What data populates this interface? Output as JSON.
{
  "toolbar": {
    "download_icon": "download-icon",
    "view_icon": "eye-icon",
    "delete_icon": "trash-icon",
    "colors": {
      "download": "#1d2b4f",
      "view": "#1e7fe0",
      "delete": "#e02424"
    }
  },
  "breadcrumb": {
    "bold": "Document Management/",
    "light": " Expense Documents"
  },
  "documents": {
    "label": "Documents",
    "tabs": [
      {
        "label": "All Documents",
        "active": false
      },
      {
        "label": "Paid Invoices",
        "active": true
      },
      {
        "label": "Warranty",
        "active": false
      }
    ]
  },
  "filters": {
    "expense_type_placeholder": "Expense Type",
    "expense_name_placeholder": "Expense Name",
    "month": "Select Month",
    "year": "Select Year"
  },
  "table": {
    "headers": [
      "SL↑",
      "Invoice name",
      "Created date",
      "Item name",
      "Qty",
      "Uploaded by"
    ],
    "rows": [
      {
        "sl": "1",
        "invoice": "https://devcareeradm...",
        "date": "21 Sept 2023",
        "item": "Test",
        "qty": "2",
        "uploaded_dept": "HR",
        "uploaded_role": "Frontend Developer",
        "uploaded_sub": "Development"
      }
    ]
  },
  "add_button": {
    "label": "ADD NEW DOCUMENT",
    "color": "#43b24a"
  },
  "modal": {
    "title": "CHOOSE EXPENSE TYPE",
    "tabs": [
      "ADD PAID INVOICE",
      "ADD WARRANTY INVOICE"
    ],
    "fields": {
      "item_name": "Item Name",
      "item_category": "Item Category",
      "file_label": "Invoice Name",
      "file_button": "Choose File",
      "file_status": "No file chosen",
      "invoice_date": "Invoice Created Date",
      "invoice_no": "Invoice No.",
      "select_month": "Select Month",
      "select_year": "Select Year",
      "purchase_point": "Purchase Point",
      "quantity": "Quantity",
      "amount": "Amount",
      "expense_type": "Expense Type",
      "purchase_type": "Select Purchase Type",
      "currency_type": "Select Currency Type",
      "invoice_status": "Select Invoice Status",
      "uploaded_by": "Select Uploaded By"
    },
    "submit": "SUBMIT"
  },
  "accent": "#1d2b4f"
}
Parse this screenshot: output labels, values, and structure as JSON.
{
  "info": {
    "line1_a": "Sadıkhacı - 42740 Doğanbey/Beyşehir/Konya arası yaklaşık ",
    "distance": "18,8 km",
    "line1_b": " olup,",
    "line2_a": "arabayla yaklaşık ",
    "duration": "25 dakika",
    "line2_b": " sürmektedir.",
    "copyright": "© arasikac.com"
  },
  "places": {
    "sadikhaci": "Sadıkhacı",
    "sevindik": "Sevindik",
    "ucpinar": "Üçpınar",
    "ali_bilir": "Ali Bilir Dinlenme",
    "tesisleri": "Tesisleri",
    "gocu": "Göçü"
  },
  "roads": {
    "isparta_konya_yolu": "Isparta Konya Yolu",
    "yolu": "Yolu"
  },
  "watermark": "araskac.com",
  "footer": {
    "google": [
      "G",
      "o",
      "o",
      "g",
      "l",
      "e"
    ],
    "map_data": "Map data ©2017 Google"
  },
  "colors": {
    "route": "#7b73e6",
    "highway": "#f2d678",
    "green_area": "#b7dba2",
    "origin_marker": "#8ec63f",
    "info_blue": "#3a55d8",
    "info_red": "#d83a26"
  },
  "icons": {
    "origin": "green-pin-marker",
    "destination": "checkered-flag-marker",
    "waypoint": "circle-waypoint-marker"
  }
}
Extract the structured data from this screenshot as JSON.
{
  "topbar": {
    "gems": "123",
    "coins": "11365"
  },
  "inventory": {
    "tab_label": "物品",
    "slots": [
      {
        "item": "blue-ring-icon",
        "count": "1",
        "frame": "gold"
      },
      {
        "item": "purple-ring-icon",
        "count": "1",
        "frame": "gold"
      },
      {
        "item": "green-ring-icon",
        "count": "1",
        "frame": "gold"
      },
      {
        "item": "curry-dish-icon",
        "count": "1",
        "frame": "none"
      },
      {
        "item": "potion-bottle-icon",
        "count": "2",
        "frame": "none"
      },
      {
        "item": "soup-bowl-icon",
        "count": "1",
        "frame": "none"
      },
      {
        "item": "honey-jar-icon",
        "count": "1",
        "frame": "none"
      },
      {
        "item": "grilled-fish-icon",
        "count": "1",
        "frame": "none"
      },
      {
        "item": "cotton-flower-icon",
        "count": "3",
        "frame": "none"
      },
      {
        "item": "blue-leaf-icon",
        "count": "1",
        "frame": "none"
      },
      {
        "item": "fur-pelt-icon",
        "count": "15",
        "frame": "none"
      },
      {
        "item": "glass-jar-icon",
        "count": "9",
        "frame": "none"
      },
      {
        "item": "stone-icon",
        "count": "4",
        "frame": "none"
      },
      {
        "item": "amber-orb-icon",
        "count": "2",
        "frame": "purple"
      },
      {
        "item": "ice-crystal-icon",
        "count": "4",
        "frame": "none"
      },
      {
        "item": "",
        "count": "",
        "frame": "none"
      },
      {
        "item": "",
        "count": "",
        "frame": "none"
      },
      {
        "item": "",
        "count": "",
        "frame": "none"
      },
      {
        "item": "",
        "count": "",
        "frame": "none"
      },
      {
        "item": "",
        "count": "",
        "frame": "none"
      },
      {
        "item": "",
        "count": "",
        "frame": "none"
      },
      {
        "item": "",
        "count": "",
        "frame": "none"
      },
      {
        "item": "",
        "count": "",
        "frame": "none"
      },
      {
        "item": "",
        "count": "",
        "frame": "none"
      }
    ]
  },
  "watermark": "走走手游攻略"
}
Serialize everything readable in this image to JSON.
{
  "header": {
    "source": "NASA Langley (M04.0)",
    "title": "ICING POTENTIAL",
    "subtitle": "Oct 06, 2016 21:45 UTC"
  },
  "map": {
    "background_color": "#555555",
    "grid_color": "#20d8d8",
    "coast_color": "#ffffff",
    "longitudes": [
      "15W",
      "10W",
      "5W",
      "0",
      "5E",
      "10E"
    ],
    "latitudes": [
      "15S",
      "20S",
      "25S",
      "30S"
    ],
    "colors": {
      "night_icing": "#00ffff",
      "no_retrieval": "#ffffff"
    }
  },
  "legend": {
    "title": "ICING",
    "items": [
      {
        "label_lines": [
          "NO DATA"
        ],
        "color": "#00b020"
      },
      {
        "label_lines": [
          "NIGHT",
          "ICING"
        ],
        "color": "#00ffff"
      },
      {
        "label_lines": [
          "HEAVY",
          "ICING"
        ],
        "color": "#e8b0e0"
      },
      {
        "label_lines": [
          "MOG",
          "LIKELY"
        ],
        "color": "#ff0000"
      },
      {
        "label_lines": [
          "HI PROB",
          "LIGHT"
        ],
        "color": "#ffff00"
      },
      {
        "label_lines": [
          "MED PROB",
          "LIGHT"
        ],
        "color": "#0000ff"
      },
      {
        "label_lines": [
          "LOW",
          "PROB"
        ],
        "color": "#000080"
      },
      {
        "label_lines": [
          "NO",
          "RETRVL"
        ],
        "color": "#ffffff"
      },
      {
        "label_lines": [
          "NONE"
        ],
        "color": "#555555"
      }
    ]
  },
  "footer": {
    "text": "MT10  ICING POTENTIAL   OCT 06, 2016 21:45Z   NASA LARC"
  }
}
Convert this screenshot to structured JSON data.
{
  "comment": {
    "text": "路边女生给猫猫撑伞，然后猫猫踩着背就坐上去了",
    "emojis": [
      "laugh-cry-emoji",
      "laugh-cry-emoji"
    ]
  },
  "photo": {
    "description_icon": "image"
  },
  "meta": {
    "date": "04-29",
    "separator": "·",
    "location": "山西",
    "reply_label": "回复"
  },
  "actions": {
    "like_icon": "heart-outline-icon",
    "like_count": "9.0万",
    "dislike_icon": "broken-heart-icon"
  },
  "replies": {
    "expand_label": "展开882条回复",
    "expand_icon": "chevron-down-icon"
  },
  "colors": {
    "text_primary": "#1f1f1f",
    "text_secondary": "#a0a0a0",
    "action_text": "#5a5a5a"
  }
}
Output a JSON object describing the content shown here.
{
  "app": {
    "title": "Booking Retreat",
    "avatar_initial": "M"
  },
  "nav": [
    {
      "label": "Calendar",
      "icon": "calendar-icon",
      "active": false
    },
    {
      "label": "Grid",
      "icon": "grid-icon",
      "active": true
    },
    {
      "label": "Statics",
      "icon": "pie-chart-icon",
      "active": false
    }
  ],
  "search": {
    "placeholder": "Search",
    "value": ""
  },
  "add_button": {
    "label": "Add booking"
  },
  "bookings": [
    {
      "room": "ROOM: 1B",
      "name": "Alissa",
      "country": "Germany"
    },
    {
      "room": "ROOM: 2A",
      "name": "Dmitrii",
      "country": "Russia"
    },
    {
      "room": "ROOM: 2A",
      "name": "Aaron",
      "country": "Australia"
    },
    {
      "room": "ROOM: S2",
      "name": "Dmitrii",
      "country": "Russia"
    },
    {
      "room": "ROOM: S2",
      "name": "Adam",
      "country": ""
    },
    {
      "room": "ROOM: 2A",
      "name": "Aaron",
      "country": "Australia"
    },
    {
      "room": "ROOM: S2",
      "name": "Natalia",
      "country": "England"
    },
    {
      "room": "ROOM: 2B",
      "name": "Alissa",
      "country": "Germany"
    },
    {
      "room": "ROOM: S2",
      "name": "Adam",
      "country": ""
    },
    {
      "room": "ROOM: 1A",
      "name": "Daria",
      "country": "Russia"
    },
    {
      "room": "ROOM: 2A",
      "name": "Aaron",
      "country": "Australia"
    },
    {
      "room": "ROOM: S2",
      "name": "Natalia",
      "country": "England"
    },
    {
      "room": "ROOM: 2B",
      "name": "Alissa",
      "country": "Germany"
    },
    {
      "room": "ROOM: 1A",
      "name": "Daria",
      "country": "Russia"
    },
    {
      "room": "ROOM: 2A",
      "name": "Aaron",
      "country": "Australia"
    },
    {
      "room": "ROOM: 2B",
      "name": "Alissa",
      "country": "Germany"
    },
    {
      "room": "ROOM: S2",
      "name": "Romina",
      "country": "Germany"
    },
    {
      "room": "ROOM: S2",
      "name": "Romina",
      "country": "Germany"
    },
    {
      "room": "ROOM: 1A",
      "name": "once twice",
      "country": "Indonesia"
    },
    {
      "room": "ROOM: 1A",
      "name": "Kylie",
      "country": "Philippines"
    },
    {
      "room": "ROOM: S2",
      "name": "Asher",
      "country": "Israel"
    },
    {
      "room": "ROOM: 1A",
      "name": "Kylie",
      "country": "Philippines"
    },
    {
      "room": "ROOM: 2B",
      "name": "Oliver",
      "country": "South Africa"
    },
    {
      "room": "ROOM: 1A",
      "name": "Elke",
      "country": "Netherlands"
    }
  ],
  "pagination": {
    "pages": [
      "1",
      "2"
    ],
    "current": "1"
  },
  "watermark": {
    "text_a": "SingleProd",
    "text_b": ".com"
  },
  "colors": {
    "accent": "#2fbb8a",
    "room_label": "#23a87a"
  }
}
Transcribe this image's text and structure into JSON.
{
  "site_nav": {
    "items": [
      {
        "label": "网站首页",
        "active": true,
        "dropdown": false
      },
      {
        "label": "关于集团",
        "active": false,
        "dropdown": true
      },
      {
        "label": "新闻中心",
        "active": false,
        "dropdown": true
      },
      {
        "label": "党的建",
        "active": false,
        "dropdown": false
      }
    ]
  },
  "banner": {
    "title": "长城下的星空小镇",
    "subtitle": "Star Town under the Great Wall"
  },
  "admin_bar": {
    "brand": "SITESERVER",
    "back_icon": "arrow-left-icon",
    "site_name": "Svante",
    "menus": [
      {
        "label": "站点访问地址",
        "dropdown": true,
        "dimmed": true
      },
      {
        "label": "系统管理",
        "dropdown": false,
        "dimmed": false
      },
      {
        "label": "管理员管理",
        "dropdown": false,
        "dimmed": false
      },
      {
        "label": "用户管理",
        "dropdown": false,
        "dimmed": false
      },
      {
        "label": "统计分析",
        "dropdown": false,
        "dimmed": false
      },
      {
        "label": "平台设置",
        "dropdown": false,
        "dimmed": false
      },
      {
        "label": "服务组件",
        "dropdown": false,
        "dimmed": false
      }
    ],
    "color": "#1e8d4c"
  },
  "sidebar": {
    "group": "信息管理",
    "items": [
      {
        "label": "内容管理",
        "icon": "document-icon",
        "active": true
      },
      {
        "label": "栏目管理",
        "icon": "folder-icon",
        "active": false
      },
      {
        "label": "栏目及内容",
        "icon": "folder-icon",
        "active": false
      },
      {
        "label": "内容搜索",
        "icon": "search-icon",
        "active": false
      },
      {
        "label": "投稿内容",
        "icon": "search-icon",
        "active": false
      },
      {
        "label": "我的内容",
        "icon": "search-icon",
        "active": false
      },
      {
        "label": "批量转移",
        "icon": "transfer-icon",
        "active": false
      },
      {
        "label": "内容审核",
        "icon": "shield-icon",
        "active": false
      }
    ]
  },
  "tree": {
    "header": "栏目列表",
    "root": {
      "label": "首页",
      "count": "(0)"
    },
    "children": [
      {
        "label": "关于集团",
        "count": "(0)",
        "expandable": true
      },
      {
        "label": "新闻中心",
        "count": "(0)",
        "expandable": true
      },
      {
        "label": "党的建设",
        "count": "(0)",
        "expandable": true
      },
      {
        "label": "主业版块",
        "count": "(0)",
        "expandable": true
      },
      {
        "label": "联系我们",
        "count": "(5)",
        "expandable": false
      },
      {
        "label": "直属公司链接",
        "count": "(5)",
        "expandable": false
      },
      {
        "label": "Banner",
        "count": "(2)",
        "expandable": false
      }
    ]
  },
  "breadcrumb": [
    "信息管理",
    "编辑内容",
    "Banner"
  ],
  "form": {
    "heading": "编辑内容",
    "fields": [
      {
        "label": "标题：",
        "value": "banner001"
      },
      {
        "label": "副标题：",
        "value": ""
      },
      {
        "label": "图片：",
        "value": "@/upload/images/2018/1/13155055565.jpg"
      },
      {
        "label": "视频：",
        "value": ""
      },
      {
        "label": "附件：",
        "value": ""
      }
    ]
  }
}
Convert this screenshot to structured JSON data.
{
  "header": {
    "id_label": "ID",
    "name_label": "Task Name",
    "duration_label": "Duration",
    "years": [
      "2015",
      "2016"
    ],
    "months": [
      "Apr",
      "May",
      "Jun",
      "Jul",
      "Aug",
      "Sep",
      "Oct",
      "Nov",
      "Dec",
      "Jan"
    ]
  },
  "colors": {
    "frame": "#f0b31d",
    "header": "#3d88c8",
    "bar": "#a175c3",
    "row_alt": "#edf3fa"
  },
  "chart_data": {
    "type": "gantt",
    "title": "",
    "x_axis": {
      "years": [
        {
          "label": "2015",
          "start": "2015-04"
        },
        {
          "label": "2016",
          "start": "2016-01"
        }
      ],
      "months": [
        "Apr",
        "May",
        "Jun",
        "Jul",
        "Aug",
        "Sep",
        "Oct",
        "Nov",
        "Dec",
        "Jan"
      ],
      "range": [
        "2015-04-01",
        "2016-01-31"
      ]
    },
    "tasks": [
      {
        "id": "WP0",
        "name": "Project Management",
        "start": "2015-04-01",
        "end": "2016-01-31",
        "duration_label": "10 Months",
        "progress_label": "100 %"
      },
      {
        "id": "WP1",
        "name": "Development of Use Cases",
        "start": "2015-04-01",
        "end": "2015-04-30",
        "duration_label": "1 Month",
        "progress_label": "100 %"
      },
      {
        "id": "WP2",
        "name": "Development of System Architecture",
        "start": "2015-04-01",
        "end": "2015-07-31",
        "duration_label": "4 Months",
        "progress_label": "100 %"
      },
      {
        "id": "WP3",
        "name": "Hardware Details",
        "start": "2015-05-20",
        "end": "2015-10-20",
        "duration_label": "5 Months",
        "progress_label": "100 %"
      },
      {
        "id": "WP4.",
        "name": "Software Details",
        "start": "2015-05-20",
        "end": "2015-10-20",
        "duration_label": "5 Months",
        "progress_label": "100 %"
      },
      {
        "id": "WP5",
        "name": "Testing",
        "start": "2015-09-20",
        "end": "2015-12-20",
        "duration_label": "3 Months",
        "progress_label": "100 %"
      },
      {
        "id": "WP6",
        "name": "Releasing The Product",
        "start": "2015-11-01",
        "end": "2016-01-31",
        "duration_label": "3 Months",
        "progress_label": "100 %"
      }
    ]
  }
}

Instruction —
Leave out every line without the string "screenshot" and copy the rest.

Expected output —
Parse this screenshot: output labels, values, and structure as JSON.
Extract the structured data from this screenshot as JSON.
Convert this screenshot to structured JSON data.
Convert this screenshot to structured JSON data.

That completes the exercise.